Figure dataset records
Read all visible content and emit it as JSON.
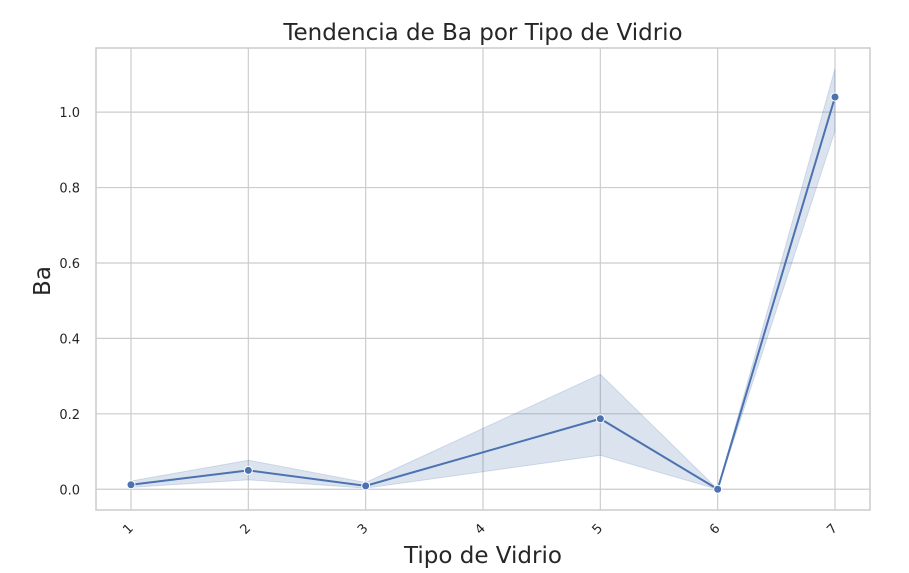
{
  "chart_data": {
    "type": "line",
    "title": "Tendencia de Ba por Tipo de Vidrio",
    "xlabel": "Tipo de Vidrio",
    "ylabel": "Ba",
    "categories": [
      "1",
      "2",
      "3",
      "4",
      "5",
      "6",
      "7"
    ],
    "yticks": [
      "0.0",
      "0.2",
      "0.4",
      "0.6",
      "0.8",
      "1.0"
    ],
    "ylim": [
      -0.055,
      1.17
    ],
    "grid": true,
    "series": [
      {
        "x": [
          1,
          2,
          3,
          5,
          6,
          7
        ],
        "values": [
          0.012,
          0.05,
          0.009,
          0.187,
          0.0,
          1.04
        ],
        "ci_lower": [
          0.005,
          0.025,
          0.003,
          0.09,
          0.0,
          0.95
        ],
        "ci_upper": [
          0.022,
          0.077,
          0.018,
          0.305,
          0.0,
          1.115
        ]
      }
    ],
    "color": "#4c72b0"
  }
}
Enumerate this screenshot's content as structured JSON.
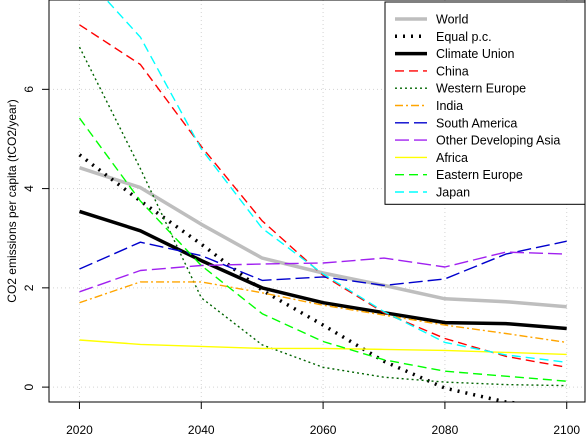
{
  "chart_data": {
    "type": "line",
    "title": "",
    "xlabel": "",
    "ylabel": "CO2 emissions per capita (tCO2/year)",
    "xlim": [
      2015,
      2103
    ],
    "ylim": [
      -0.3,
      7.8
    ],
    "x_ticks": [
      2020,
      2040,
      2060,
      2080,
      2100
    ],
    "y_ticks": [
      0,
      2,
      4,
      6
    ],
    "grid": true,
    "legend_position": "top-right",
    "x": [
      2020,
      2030,
      2040,
      2050,
      2060,
      2070,
      2080,
      2090,
      2100
    ],
    "series": [
      {
        "name": "World",
        "color": "#bebebe",
        "style": "solid",
        "width": "thick",
        "values": [
          4.42,
          4.02,
          3.28,
          2.6,
          2.3,
          2.05,
          1.78,
          1.72,
          1.62
        ]
      },
      {
        "name": "Equal p.c.",
        "color": "#000000",
        "style": "dotted",
        "width": "thick",
        "values": [
          4.68,
          3.75,
          2.88,
          1.95,
          1.25,
          0.52,
          -0.02,
          -0.3,
          -0.42
        ]
      },
      {
        "name": "Climate Union",
        "color": "#000000",
        "style": "solid",
        "width": "thick",
        "values": [
          3.54,
          3.15,
          2.55,
          2.0,
          1.7,
          1.5,
          1.3,
          1.28,
          1.18
        ]
      },
      {
        "name": "China",
        "color": "#ff0000",
        "style": "dashed",
        "width": "thin",
        "values": [
          7.3,
          6.5,
          4.85,
          3.35,
          2.25,
          1.5,
          0.98,
          0.62,
          0.4
        ]
      },
      {
        "name": "Western Europe",
        "color": "#006400",
        "style": "dotted",
        "width": "thin",
        "values": [
          6.85,
          4.4,
          1.8,
          0.85,
          0.4,
          0.2,
          0.1,
          0.05,
          0.03
        ]
      },
      {
        "name": "India",
        "color": "#ffa500",
        "style": "dashdot",
        "width": "thin",
        "values": [
          1.7,
          2.12,
          2.12,
          1.9,
          1.65,
          1.45,
          1.25,
          1.08,
          0.9
        ]
      },
      {
        "name": "South America",
        "color": "#0000cd",
        "style": "longdash",
        "width": "thin",
        "values": [
          2.38,
          2.92,
          2.65,
          2.15,
          2.22,
          2.05,
          2.18,
          2.68,
          2.94
        ]
      },
      {
        "name": "Other Developing Asia",
        "color": "#a020f0",
        "style": "longdash",
        "width": "thin",
        "values": [
          1.92,
          2.35,
          2.45,
          2.48,
          2.5,
          2.6,
          2.42,
          2.72,
          2.68
        ]
      },
      {
        "name": "Africa",
        "color": "#ffff00",
        "style": "solid",
        "width": "thin",
        "values": [
          0.95,
          0.86,
          0.82,
          0.78,
          0.78,
          0.76,
          0.74,
          0.7,
          0.66
        ]
      },
      {
        "name": "Eastern Europe",
        "color": "#00ff00",
        "style": "dashed",
        "width": "thin",
        "values": [
          5.42,
          3.75,
          2.45,
          1.48,
          0.92,
          0.55,
          0.32,
          0.22,
          0.12
        ]
      },
      {
        "name": "Japan",
        "color": "#00ffff",
        "style": "dashed",
        "width": "thin",
        "values": [
          8.4,
          7.05,
          4.8,
          3.2,
          2.28,
          1.52,
          0.9,
          0.65,
          0.5
        ]
      }
    ]
  }
}
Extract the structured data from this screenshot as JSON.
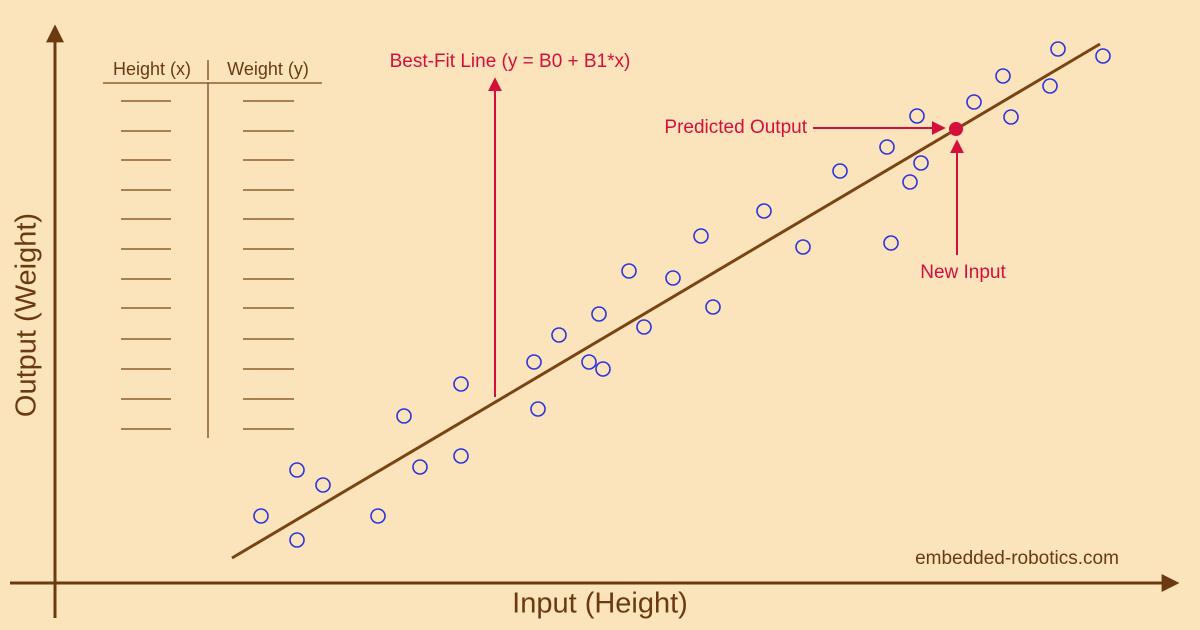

» **REQUIRED TASK**: Reproduce the material above in full, exactly, with no images.

» **CORRECT OUTPUT**:
Read all visible content and emit it as JSON.
{
  "chart_data": {
    "type": "line",
    "title": "Tendencia de Ba por Tipo de Vidrio",
    "xlabel": "Tipo de Vidrio",
    "ylabel": "Ba",
    "categories": [
      "1",
      "2",
      "3",
      "4",
      "5",
      "6",
      "7"
    ],
    "yticks": [
      "0.0",
      "0.2",
      "0.4",
      "0.6",
      "0.8",
      "1.0"
    ],
    "ylim": [
      -0.055,
      1.17
    ],
    "grid": true,
    "series": [
      {
        "x": [
          1,
          2,
          3,
          5,
          6,
          7
        ],
        "values": [
          0.012,
          0.05,
          0.009,
          0.187,
          0.0,
          1.04
        ],
        "ci_lower": [
          0.005,
          0.025,
          0.003,
          0.09,
          0.0,
          0.95
        ],
        "ci_upper": [
          0.022,
          0.077,
          0.018,
          0.305,
          0.0,
          1.115
        ]
      }
    ],
    "color": "#4c72b0"
  }
}
Enumerate this screenshot's content as structured JSON.
{
  "chart_data": {
    "type": "line",
    "title": "",
    "xlabel": "",
    "ylabel": "CO2 emissions per capita (tCO2/year)",
    "xlim": [
      2015,
      2103
    ],
    "ylim": [
      -0.3,
      7.8
    ],
    "x_ticks": [
      2020,
      2040,
      2060,
      2080,
      2100
    ],
    "y_ticks": [
      0,
      2,
      4,
      6
    ],
    "grid": true,
    "legend_position": "top-right",
    "x": [
      2020,
      2030,
      2040,
      2050,
      2060,
      2070,
      2080,
      2090,
      2100
    ],
    "series": [
      {
        "name": "World",
        "color": "#bebebe",
        "style": "solid",
        "width": "thick",
        "values": [
          4.42,
          4.02,
          3.28,
          2.6,
          2.3,
          2.05,
          1.78,
          1.72,
          1.62
        ]
      },
      {
        "name": "Equal p.c.",
        "color": "#000000",
        "style": "dotted",
        "width": "thick",
        "values": [
          4.68,
          3.75,
          2.88,
          1.95,
          1.25,
          0.52,
          -0.02,
          -0.3,
          -0.42
        ]
      },
      {
        "name": "Climate Union",
        "color": "#000000",
        "style": "solid",
        "width": "thick",
        "values": [
          3.54,
          3.15,
          2.55,
          2.0,
          1.7,
          1.5,
          1.3,
          1.28,
          1.18
        ]
      },
      {
        "name": "China",
        "color": "#ff0000",
        "style": "dashed",
        "width": "thin",
        "values": [
          7.3,
          6.5,
          4.85,
          3.35,
          2.25,
          1.5,
          0.98,
          0.62,
          0.4
        ]
      },
      {
        "name": "Western Europe",
        "color": "#006400",
        "style": "dotted",
        "width": "thin",
        "values": [
          6.85,
          4.4,
          1.8,
          0.85,
          0.4,
          0.2,
          0.1,
          0.05,
          0.03
        ]
      },
      {
        "name": "India",
        "color": "#ffa500",
        "style": "dashdot",
        "width": "thin",
        "values": [
          1.7,
          2.12,
          2.12,
          1.9,
          1.65,
          1.45,
          1.25,
          1.08,
          0.9
        ]
      },
      {
        "name": "South America",
        "color": "#0000cd",
        "style": "longdash",
        "width": "thin",
        "values": [
          2.38,
          2.92,
          2.65,
          2.15,
          2.22,
          2.05,
          2.18,
          2.68,
          2.94
        ]
      },
      {
        "name": "Other Developing Asia",
        "color": "#a020f0",
        "style": "longdash",
        "width": "thin",
        "values": [
          1.92,
          2.35,
          2.45,
          2.48,
          2.5,
          2.6,
          2.42,
          2.72,
          2.68
        ]
      },
      {
        "name": "Africa",
        "color": "#ffff00",
        "style": "solid",
        "width": "thin",
        "values": [
          0.95,
          0.86,
          0.82,
          0.78,
          0.78,
          0.76,
          0.74,
          0.7,
          0.66
        ]
      },
      {
        "name": "Eastern Europe",
        "color": "#00ff00",
        "style": "dashed",
        "width": "thin",
        "values": [
          5.42,
          3.75,
          2.45,
          1.48,
          0.92,
          0.55,
          0.32,
          0.22,
          0.12
        ]
      },
      {
        "name": "Japan",
        "color": "#00ffff",
        "style": "dashed",
        "width": "thin",
        "values": [
          8.4,
          7.05,
          4.8,
          3.2,
          2.28,
          1.52,
          0.9,
          0.65,
          0.5
        ]
      }
    ]
  }
}
Extract the structured data from this screenshot as JSON.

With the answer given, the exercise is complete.